___ Exercise data ___

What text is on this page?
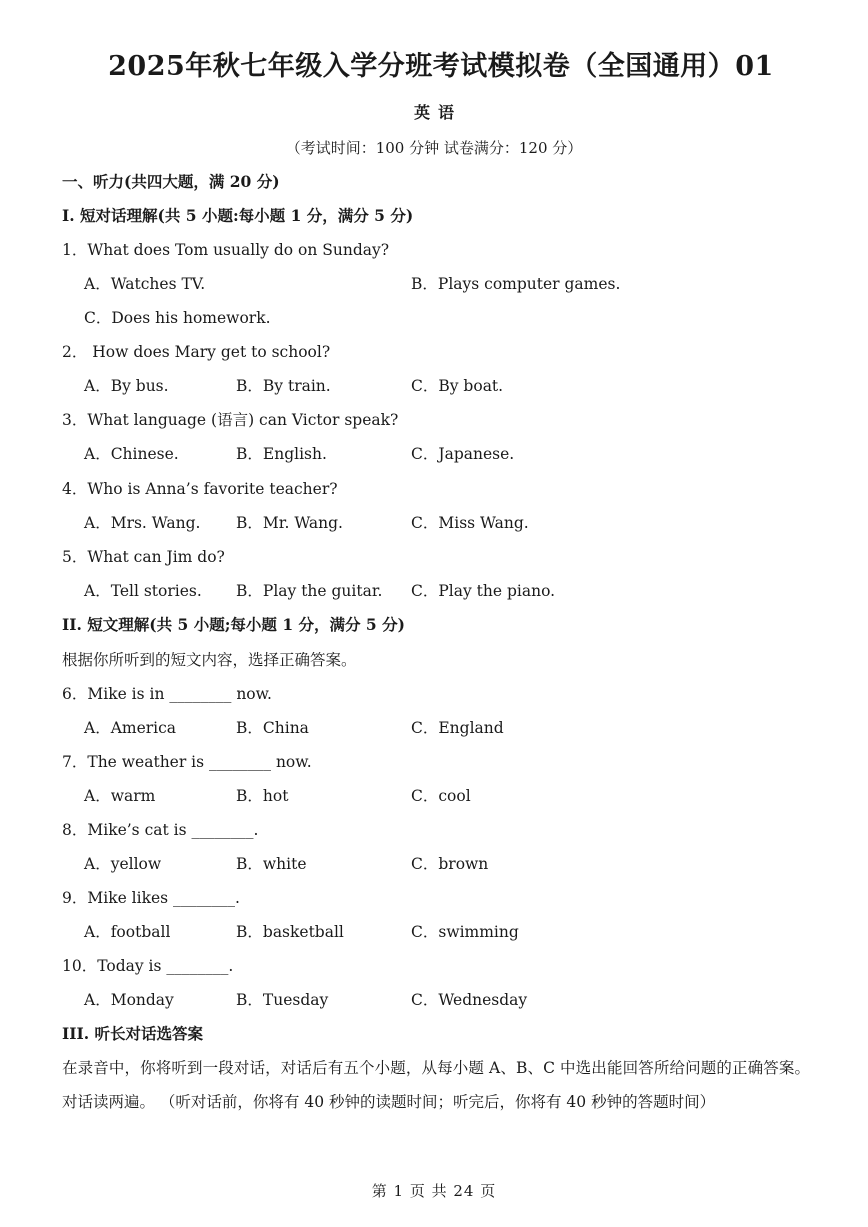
2025年秋七年级入学分班考试模拟卷（全国通用）01
英语
（考试时间：100 分钟 试卷满分：120 分）
一、听力(共四大题，满 20 分)
I. 短对话理解(共 5 小题:每小题 1 分，满分 5 分)
1．What does Tom usually do on Sunday?
A．Watches TV.	B．Plays computer games.
C．Does his homework.
2． How does Mary get to school?
A．By bus.	B．By train.	C．By boat.
3．What language (语言) can Victor speak?
A．Chinese.	B．English.	C．Japanese.
4．Who is Anna’s favorite teacher?
A．Mrs. Wang. B．Mr. Wang.	C．Miss Wang.
5．What can Jim do?
A．Tell stories. B．Play the guitar. C．Play the piano.
II. 短文理解(共 5 小题;每小题 1 分，满分 5 分)
根据你所听到的短文内容，选择正确答案。
6．Mike is in ________ now.
A．America	B．China	C．England
7．The weather is ________ now.
A．warm	B．hot	C．cool
8．Mike’s cat is ________.
A．yellow	B．white	C．brown
9．Mike likes ________.
A．football	B．basketball	C．swimming
10．Today is ________.
A．Monday	B．Tuesday	C．Wednesday
III. 听长对话选答案
在录音中，你将听到一段对话，对话后有五个小题，从每小题 A、B、C 中选出能回答所给问题的正确答案。对话读两遍。 （听对话前，你将有 40 秒钟的读题时间；听完后，你将有 40 秒钟的答题时间）
第 1 页 共 24 页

___

▶ [Given request]
Set each line of the records down exactly, leaving every picture out.

▶ [Task answer]
What text is on this page?
2025年秋七年级入学分班考试模拟卷（全国通用）01
英语
（考试时间：100 分钟 试卷满分：120 分）
一、听力(共四大题，满 20 分)
I. 短对话理解(共 5 小题:每小题 1 分，满分 5 分)
1．What does Tom usually do on Sunday?
A．Watches TV.	B．Plays computer games.
C．Does his homework.
2． How does Mary get to school?
A．By bus.	B．By train.	C．By boat.
3．What language (语言) can Victor speak?
A．Chinese.	B．English.	C．Japanese.
4．Who is Anna’s favorite teacher?
A．Mrs. Wang. B．Mr. Wang.	C．Miss Wang.
5．What can Jim do?
A．Tell stories. B．Play the guitar. C．Play the piano.
II. 短文理解(共 5 小题;每小题 1 分，满分 5 分)
根据你所听到的短文内容，选择正确答案。
6．Mike is in ________ now.
A．America	B．China	C．England
7．The weather is ________ now.
A．warm	B．hot	C．cool
8．Mike’s cat is ________.
A．yellow	B．white	C．brown
9．Mike likes ________.
A．football	B．basketball	C．swimming
10．Today is ________.
A．Monday	B．Tuesday	C．Wednesday
III. 听长对话选答案
在录音中，你将听到一段对话，对话后有五个小题，从每小题 A、B、C 中选出能回答所给问题的正确答案。对话读两遍。 （听对话前，你将有 40 秒钟的读题时间；听完后，你将有 40 秒钟的答题时间）
第 1 页 共 24 页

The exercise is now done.